Prompt ▸ Quote the whole listing verbatim.
--- Information provided ---
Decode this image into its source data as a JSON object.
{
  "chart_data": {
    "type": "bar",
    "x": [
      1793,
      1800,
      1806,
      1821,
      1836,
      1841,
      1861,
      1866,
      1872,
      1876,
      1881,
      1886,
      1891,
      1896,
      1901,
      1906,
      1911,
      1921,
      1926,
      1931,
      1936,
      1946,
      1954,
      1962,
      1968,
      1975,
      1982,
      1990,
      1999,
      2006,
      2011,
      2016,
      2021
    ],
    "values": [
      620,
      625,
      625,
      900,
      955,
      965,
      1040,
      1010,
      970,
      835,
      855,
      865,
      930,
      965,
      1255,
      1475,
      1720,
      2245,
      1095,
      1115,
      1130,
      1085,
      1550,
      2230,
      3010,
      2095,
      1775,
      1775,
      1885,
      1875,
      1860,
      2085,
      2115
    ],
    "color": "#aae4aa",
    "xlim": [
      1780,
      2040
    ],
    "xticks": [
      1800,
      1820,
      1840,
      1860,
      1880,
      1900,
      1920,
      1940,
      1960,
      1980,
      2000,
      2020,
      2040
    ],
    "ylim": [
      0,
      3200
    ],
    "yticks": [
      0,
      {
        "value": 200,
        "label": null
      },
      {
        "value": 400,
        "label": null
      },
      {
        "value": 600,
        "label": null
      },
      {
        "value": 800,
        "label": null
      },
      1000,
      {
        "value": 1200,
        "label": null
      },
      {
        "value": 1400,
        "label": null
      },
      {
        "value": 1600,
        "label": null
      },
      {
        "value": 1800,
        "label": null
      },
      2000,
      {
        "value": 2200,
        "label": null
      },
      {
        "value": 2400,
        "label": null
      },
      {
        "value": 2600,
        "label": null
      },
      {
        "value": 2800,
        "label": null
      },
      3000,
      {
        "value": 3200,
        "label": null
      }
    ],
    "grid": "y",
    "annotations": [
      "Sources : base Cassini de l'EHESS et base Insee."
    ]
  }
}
---
Expected answer ▸
Decode this image into its source data as a JSON object.
{
  "chart_data": {
    "type": "bar",
    "x": [
      1793,
      1800,
      1806,
      1821,
      1836,
      1841,
      1861,
      1866,
      1872,
      1876,
      1881,
      1886,
      1891,
      1896,
      1901,
      1906,
      1911,
      1921,
      1926,
      1931,
      1936,
      1946,
      1954,
      1962,
      1968,
      1975,
      1982,
      1990,
      1999,
      2006,
      2011,
      2016,
      2021
    ],
    "values": [
      620,
      625,
      625,
      900,
      955,
      965,
      1040,
      1010,
      970,
      835,
      855,
      865,
      930,
      965,
      1255,
      1475,
      1720,
      2245,
      1095,
      1115,
      1130,
      1085,
      1550,
      2230,
      3010,
      2095,
      1775,
      1775,
      1885,
      1875,
      1860,
      2085,
      2115
    ],
    "color": "#aae4aa",
    "xlim": [
      1780,
      2040
    ],
    "xticks": [
      1800,
      1820,
      1840,
      1860,
      1880,
      1900,
      1920,
      1940,
      1960,
      1980,
      2000,
      2020,
      2040
    ],
    "ylim": [
      0,
      3200
    ],
    "yticks": [
      0,
      {
        "value": 200,
        "label": null
      },
      {
        "value": 400,
        "label": null
      },
      {
        "value": 600,
        "label": null
      },
      {
        "value": 800,
        "label": null
      },
      1000,
      {
        "value": 1200,
        "label": null
      },
      {
        "value": 1400,
        "label": null
      },
      {
        "value": 1600,
        "label": null
      },
      {
        "value": 1800,
        "label": null
      },
      2000,
      {
        "value": 2200,
        "label": null
      },
      {
        "value": 2400,
        "label": null
      },
      {
        "value": 2600,
        "label": null
      },
      {
        "value": 2800,
        "label": null
      },
      3000,
      {
        "value": 3200,
        "label": null
      }
    ],
    "grid": "y",
    "annotations": [
      "Sources : base Cassini de l'EHESS et base Insee."
    ]
  }
}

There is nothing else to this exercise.